» The request: Scan the entries below for the word "Materials". Copy each line that has it.

###

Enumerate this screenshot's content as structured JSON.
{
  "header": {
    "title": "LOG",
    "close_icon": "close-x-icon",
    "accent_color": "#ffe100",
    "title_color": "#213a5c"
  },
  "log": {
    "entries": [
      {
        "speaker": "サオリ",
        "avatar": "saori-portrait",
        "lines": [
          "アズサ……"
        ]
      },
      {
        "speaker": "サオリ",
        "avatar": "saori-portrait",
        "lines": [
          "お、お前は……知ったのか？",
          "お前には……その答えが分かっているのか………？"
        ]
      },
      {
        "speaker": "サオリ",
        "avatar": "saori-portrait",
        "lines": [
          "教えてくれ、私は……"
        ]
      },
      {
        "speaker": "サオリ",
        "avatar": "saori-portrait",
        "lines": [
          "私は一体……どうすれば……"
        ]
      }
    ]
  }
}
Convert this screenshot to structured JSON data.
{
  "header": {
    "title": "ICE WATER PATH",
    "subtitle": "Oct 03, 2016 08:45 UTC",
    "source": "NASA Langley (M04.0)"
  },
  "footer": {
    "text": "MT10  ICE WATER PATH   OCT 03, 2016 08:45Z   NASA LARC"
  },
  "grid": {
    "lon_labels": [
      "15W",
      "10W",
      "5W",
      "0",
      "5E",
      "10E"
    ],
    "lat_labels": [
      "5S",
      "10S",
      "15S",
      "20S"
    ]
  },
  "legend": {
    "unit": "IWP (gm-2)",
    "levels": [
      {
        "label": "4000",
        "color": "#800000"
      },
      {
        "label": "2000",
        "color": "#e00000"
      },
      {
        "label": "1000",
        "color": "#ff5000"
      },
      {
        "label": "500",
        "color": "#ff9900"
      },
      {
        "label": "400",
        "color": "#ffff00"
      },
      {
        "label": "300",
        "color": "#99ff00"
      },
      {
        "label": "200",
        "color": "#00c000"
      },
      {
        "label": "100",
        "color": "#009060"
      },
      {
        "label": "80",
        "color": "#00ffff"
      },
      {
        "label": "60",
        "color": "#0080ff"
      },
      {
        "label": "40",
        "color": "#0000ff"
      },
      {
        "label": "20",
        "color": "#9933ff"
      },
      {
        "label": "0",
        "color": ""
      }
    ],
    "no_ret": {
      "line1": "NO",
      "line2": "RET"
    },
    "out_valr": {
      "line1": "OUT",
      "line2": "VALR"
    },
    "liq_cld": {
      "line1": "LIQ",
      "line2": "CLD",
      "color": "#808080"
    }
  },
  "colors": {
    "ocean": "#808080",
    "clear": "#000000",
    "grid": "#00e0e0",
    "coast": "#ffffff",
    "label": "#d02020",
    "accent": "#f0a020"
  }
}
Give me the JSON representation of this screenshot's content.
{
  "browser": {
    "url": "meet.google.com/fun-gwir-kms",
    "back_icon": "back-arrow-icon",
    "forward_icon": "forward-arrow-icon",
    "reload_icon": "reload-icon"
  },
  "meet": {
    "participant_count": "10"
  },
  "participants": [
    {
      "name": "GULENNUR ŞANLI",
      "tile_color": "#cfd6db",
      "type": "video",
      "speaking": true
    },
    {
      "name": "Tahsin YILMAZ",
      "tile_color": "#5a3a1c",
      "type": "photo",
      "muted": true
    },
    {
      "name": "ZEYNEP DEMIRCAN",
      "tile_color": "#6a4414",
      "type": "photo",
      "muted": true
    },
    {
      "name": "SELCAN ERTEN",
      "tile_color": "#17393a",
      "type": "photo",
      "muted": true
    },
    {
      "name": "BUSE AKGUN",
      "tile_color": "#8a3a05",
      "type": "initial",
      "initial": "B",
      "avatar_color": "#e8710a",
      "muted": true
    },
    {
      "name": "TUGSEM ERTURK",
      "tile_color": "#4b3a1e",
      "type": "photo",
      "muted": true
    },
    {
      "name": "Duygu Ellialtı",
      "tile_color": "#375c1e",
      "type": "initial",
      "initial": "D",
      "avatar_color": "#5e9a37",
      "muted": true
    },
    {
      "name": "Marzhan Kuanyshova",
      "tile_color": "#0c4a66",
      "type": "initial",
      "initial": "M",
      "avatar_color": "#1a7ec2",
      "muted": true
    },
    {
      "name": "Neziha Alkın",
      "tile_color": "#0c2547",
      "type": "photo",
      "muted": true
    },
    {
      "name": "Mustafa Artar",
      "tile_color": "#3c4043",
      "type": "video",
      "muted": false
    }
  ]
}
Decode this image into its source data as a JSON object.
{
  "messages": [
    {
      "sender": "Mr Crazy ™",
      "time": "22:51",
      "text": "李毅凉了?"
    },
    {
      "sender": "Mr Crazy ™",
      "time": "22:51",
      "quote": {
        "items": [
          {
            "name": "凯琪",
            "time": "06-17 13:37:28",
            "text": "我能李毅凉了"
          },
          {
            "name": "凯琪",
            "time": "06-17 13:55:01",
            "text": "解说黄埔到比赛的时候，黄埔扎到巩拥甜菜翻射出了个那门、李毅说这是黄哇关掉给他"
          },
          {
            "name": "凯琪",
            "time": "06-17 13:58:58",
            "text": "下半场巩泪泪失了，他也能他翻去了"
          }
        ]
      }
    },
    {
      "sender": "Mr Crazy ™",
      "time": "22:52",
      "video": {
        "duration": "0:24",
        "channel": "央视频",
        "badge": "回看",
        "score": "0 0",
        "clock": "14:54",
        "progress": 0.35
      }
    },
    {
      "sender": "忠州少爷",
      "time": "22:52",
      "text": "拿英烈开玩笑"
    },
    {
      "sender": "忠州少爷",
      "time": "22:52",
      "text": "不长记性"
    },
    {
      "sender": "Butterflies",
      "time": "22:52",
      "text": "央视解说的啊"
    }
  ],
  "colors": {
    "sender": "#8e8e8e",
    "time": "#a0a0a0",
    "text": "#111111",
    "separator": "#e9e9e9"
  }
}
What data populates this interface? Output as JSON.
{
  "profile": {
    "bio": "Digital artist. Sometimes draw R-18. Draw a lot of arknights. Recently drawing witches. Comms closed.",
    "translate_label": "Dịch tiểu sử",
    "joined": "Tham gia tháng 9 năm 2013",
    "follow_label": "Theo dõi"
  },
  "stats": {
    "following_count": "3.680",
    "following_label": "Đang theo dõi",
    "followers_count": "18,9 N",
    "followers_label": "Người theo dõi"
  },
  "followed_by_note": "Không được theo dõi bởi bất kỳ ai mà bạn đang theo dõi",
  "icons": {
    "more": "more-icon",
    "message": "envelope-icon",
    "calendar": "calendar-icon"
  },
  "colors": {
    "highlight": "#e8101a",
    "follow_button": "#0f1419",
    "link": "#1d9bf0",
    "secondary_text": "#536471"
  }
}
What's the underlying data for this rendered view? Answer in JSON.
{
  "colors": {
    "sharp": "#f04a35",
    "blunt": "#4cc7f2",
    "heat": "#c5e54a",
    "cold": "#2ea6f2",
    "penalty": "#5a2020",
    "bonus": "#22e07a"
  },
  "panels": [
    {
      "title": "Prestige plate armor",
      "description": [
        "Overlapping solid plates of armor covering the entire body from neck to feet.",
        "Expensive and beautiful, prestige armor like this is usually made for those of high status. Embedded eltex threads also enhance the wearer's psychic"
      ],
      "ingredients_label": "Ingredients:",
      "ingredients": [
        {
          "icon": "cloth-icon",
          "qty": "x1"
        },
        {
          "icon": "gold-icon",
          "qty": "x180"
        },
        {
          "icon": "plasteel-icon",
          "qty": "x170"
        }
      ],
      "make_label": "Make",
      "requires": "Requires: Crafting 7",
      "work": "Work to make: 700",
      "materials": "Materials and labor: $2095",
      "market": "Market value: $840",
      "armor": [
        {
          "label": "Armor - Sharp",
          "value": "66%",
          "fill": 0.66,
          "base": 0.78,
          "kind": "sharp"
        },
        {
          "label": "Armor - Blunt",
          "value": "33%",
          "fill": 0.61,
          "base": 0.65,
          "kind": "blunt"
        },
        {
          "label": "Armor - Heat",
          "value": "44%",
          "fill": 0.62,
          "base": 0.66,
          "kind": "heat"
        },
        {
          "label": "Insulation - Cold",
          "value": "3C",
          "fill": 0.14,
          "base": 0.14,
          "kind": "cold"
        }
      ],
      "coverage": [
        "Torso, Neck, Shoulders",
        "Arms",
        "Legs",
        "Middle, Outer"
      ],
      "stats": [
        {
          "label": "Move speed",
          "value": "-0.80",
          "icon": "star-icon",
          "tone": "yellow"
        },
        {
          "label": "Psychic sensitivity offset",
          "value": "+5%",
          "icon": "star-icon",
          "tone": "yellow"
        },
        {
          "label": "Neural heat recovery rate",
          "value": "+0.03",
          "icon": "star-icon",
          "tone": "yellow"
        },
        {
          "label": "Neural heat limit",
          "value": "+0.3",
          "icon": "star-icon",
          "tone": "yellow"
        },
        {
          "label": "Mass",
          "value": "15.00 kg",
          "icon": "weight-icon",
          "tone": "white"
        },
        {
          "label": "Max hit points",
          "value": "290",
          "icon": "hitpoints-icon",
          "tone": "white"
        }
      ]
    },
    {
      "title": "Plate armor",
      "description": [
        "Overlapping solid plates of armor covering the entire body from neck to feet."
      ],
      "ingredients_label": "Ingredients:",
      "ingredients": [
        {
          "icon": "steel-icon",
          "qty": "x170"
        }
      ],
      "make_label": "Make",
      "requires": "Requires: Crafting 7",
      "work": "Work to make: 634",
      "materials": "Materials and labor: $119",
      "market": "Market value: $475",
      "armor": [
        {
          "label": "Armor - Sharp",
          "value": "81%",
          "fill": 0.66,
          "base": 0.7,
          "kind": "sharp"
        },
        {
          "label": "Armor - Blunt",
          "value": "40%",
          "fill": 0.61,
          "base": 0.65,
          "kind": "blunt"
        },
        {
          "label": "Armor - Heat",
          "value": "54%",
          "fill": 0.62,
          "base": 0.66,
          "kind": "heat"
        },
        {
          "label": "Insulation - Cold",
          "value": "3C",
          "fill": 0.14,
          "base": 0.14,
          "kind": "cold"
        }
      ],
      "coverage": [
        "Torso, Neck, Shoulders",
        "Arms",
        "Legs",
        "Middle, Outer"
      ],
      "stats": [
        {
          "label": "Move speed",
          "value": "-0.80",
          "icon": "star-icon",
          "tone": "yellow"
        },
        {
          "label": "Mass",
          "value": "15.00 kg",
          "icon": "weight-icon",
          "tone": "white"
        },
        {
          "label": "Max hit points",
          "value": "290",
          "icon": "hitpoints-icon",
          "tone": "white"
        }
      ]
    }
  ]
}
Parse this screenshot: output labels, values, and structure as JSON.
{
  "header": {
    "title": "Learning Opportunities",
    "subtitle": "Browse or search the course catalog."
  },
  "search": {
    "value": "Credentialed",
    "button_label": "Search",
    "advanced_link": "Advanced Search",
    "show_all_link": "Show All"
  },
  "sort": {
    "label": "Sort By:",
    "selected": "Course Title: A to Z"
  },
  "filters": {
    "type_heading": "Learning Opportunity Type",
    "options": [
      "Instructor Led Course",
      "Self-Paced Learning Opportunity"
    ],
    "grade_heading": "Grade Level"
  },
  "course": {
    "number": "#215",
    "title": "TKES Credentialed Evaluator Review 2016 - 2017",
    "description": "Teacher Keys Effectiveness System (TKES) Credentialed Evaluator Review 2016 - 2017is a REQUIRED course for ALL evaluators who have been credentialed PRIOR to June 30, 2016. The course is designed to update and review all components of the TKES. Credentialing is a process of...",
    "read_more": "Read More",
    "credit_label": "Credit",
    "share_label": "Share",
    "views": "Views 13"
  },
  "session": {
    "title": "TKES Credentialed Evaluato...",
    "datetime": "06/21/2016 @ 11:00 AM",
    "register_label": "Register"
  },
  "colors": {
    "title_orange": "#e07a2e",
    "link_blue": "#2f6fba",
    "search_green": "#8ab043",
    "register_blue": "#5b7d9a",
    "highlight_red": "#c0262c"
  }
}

###

» Output of the task:
      "materials": "Materials and labor: $2095",
      "materials": "Materials and labor: $119",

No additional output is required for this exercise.